╭──

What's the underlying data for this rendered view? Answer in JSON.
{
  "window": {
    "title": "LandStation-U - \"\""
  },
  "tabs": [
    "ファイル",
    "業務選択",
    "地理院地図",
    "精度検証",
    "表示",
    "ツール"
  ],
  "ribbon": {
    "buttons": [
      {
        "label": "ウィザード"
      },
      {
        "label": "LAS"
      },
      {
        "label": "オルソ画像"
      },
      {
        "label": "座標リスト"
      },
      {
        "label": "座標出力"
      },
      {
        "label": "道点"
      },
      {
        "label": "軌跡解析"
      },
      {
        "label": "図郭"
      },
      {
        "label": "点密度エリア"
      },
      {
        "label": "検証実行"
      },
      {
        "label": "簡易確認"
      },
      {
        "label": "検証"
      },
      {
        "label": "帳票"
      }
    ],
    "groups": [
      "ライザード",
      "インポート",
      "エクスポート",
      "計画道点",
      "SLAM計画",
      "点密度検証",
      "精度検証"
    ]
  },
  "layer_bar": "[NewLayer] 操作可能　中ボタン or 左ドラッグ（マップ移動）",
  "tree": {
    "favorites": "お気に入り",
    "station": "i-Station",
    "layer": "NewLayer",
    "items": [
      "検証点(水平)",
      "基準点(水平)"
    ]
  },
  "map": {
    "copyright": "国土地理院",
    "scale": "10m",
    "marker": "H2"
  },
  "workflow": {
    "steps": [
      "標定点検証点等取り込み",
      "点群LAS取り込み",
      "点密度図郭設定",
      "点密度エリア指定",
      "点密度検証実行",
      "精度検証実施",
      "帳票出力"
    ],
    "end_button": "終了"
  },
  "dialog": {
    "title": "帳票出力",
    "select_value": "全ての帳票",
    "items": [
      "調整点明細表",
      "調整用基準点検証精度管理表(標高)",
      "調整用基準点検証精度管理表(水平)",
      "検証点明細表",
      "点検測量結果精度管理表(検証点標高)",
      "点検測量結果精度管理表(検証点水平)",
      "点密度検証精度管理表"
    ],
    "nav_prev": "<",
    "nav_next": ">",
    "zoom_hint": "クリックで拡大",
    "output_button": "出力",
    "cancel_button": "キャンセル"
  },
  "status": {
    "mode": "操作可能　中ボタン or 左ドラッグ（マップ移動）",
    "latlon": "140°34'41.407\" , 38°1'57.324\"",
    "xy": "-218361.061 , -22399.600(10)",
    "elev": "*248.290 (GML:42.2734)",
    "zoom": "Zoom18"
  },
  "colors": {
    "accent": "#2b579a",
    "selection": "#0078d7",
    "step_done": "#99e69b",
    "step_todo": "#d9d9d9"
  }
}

╰──

What you have to do
All the entries above need to be reproduced exactly.

Written reply
What's the underlying data for this rendered view? Answer in JSON.
{
  "window": {
    "title": "LandStation-U - \"\""
  },
  "tabs": [
    "ファイル",
    "業務選択",
    "地理院地図",
    "精度検証",
    "表示",
    "ツール"
  ],
  "ribbon": {
    "buttons": [
      {
        "label": "ウィザード"
      },
      {
        "label": "LAS"
      },
      {
        "label": "オルソ画像"
      },
      {
        "label": "座標リスト"
      },
      {
        "label": "座標出力"
      },
      {
        "label": "道点"
      },
      {
        "label": "軌跡解析"
      },
      {
        "label": "図郭"
      },
      {
        "label": "点密度エリア"
      },
      {
        "label": "検証実行"
      },
      {
        "label": "簡易確認"
      },
      {
        "label": "検証"
      },
      {
        "label": "帳票"
      }
    ],
    "groups": [
      "ライザード",
      "インポート",
      "エクスポート",
      "計画道点",
      "SLAM計画",
      "点密度検証",
      "精度検証"
    ]
  },
  "layer_bar": "[NewLayer] 操作可能　中ボタン or 左ドラッグ（マップ移動）",
  "tree": {
    "favorites": "お気に入り",
    "station": "i-Station",
    "layer": "NewLayer",
    "items": [
      "検証点(水平)",
      "基準点(水平)"
    ]
  },
  "map": {
    "copyright": "国土地理院",
    "scale": "10m",
    "marker": "H2"
  },
  "workflow": {
    "steps": [
      "標定点検証点等取り込み",
      "点群LAS取り込み",
      "点密度図郭設定",
      "点密度エリア指定",
      "点密度検証実行",
      "精度検証実施",
      "帳票出力"
    ],
    "end_button": "終了"
  },
  "dialog": {
    "title": "帳票出力",
    "select_value": "全ての帳票",
    "items": [
      "調整点明細表",
      "調整用基準点検証精度管理表(標高)",
      "調整用基準点検証精度管理表(水平)",
      "検証点明細表",
      "点検測量結果精度管理表(検証点標高)",
      "点検測量結果精度管理表(検証点水平)",
      "点密度検証精度管理表"
    ],
    "nav_prev": "<",
    "nav_next": ">",
    "zoom_hint": "クリックで拡大",
    "output_button": "出力",
    "cancel_button": "キャンセル"
  },
  "status": {
    "mode": "操作可能　中ボタン or 左ドラッグ（マップ移動）",
    "latlon": "140°34'41.407\" , 38°1'57.324\"",
    "xy": "-218361.061 , -22399.600(10)",
    "elev": "*248.290 (GML:42.2734)",
    "zoom": "Zoom18"
  },
  "colors": {
    "accent": "#2b579a",
    "selection": "#0078d7",
    "step_done": "#99e69b",
    "step_todo": "#d9d9d9"
  }
}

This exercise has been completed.